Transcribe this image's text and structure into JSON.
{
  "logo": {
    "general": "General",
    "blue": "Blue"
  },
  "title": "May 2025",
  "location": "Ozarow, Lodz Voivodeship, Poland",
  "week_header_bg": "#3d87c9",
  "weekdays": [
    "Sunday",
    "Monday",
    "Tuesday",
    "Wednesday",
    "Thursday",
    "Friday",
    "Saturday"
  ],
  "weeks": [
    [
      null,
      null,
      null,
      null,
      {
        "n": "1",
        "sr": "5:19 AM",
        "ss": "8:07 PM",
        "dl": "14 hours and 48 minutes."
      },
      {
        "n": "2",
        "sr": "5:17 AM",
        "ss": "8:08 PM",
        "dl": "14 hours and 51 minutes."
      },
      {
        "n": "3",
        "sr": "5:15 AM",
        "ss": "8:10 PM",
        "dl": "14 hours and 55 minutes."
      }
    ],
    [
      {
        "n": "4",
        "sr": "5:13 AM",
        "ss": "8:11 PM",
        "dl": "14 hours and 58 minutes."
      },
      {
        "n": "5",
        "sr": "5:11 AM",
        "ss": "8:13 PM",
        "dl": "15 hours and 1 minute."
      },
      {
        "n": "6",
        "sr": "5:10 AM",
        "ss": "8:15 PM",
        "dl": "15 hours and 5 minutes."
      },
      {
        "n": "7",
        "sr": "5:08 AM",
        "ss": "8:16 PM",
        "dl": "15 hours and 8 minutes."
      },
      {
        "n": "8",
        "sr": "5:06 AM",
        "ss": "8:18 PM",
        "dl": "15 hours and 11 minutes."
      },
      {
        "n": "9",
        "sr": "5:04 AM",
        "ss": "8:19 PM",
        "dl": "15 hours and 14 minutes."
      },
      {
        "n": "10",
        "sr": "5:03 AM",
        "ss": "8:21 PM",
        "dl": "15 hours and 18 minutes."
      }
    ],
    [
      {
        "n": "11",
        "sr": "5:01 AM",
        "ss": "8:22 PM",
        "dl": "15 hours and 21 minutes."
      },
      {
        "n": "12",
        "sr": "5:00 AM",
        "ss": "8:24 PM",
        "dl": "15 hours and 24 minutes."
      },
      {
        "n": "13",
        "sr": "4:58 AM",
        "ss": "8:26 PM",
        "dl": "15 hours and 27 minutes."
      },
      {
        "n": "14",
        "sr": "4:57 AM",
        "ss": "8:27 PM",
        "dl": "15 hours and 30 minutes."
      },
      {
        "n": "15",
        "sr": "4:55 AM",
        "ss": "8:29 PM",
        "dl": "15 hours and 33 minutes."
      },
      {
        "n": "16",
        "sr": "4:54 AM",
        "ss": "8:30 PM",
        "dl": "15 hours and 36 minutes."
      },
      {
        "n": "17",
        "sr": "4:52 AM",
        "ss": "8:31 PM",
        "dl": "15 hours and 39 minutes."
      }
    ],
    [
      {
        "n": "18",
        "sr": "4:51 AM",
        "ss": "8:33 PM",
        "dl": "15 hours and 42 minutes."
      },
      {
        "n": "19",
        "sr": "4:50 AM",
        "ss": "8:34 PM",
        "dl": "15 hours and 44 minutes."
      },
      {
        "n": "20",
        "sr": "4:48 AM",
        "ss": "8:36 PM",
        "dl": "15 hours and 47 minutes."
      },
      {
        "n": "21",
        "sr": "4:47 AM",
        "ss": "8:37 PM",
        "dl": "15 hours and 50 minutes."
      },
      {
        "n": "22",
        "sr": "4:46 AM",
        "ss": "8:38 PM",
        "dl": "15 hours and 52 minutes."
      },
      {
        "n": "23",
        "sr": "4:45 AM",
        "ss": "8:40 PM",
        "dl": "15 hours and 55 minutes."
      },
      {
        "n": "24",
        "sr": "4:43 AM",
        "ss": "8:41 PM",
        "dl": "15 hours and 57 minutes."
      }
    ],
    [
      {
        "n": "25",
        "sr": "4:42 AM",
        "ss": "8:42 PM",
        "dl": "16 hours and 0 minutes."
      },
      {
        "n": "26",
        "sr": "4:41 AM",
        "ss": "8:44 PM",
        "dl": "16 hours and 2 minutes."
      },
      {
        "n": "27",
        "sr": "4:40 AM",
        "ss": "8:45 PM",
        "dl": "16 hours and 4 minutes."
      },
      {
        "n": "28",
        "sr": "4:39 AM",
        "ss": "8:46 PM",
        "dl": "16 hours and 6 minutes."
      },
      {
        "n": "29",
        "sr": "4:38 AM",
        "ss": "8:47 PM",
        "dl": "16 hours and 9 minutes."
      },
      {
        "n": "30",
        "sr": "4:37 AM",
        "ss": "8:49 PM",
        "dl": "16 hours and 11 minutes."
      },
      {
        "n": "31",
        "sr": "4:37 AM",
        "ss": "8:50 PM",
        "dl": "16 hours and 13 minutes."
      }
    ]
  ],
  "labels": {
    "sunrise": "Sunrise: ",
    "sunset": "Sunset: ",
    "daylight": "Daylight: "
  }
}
════════
# PROBLEM
Repeat every record, keeping each word and mark exactly as it is.

# RESPONSE
Transcribe this image's text and structure into JSON.
{
  "logo": {
    "general": "General",
    "blue": "Blue"
  },
  "title": "May 2025",
  "location": "Ozarow, Lodz Voivodeship, Poland",
  "week_header_bg": "#3d87c9",
  "weekdays": [
    "Sunday",
    "Monday",
    "Tuesday",
    "Wednesday",
    "Thursday",
    "Friday",
    "Saturday"
  ],
  "weeks": [
    [
      null,
      null,
      null,
      null,
      {
        "n": "1",
        "sr": "5:19 AM",
        "ss": "8:07 PM",
        "dl": "14 hours and 48 minutes."
      },
      {
        "n": "2",
        "sr": "5:17 AM",
        "ss": "8:08 PM",
        "dl": "14 hours and 51 minutes."
      },
      {
        "n": "3",
        "sr": "5:15 AM",
        "ss": "8:10 PM",
        "dl": "14 hours and 55 minutes."
      }
    ],
    [
      {
        "n": "4",
        "sr": "5:13 AM",
        "ss": "8:11 PM",
        "dl": "14 hours and 58 minutes."
      },
      {
        "n": "5",
        "sr": "5:11 AM",
        "ss": "8:13 PM",
        "dl": "15 hours and 1 minute."
      },
      {
        "n": "6",
        "sr": "5:10 AM",
        "ss": "8:15 PM",
        "dl": "15 hours and 5 minutes."
      },
      {
        "n": "7",
        "sr": "5:08 AM",
        "ss": "8:16 PM",
        "dl": "15 hours and 8 minutes."
      },
      {
        "n": "8",
        "sr": "5:06 AM",
        "ss": "8:18 PM",
        "dl": "15 hours and 11 minutes."
      },
      {
        "n": "9",
        "sr": "5:04 AM",
        "ss": "8:19 PM",
        "dl": "15 hours and 14 minutes."
      },
      {
        "n": "10",
        "sr": "5:03 AM",
        "ss": "8:21 PM",
        "dl": "15 hours and 18 minutes."
      }
    ],
    [
      {
        "n": "11",
        "sr": "5:01 AM",
        "ss": "8:22 PM",
        "dl": "15 hours and 21 minutes."
      },
      {
        "n": "12",
        "sr": "5:00 AM",
        "ss": "8:24 PM",
        "dl": "15 hours and 24 minutes."
      },
      {
        "n": "13",
        "sr": "4:58 AM",
        "ss": "8:26 PM",
        "dl": "15 hours and 27 minutes."
      },
      {
        "n": "14",
        "sr": "4:57 AM",
        "ss": "8:27 PM",
        "dl": "15 hours and 30 minutes."
      },
      {
        "n": "15",
        "sr": "4:55 AM",
        "ss": "8:29 PM",
        "dl": "15 hours and 33 minutes."
      },
      {
        "n": "16",
        "sr": "4:54 AM",
        "ss": "8:30 PM",
        "dl": "15 hours and 36 minutes."
      },
      {
        "n": "17",
        "sr": "4:52 AM",
        "ss": "8:31 PM",
        "dl": "15 hours and 39 minutes."
      }
    ],
    [
      {
        "n": "18",
        "sr": "4:51 AM",
        "ss": "8:33 PM",
        "dl": "15 hours and 42 minutes."
      },
      {
        "n": "19",
        "sr": "4:50 AM",
        "ss": "8:34 PM",
        "dl": "15 hours and 44 minutes."
      },
      {
        "n": "20",
        "sr": "4:48 AM",
        "ss": "8:36 PM",
        "dl": "15 hours and 47 minutes."
      },
      {
        "n": "21",
        "sr": "4:47 AM",
        "ss": "8:37 PM",
        "dl": "15 hours and 50 minutes."
      },
      {
        "n": "22",
        "sr": "4:46 AM",
        "ss": "8:38 PM",
        "dl": "15 hours and 52 minutes."
      },
      {
        "n": "23",
        "sr": "4:45 AM",
        "ss": "8:40 PM",
        "dl": "15 hours and 55 minutes."
      },
      {
        "n": "24",
        "sr": "4:43 AM",
        "ss": "8:41 PM",
        "dl": "15 hours and 57 minutes."
      }
    ],
    [
      {
        "n": "25",
        "sr": "4:42 AM",
        "ss": "8:42 PM",
        "dl": "16 hours and 0 minutes."
      },
      {
        "n": "26",
        "sr": "4:41 AM",
        "ss": "8:44 PM",
        "dl": "16 hours and 2 minutes."
      },
      {
        "n": "27",
        "sr": "4:40 AM",
        "ss": "8:45 PM",
        "dl": "16 hours and 4 minutes."
      },
      {
        "n": "28",
        "sr": "4:39 AM",
        "ss": "8:46 PM",
        "dl": "16 hours and 6 minutes."
      },
      {
        "n": "29",
        "sr": "4:38 AM",
        "ss": "8:47 PM",
        "dl": "16 hours and 9 minutes."
      },
      {
        "n": "30",
        "sr": "4:37 AM",
        "ss": "8:49 PM",
        "dl": "16 hours and 11 minutes."
      },
      {
        "n": "31",
        "sr": "4:37 AM",
        "ss": "8:50 PM",
        "dl": "16 hours and 13 minutes."
      }
    ]
  ],
  "labels": {
    "sunrise": "Sunrise: ",
    "sunset": "Sunset: ",
    "daylight": "Daylight: "
  }
}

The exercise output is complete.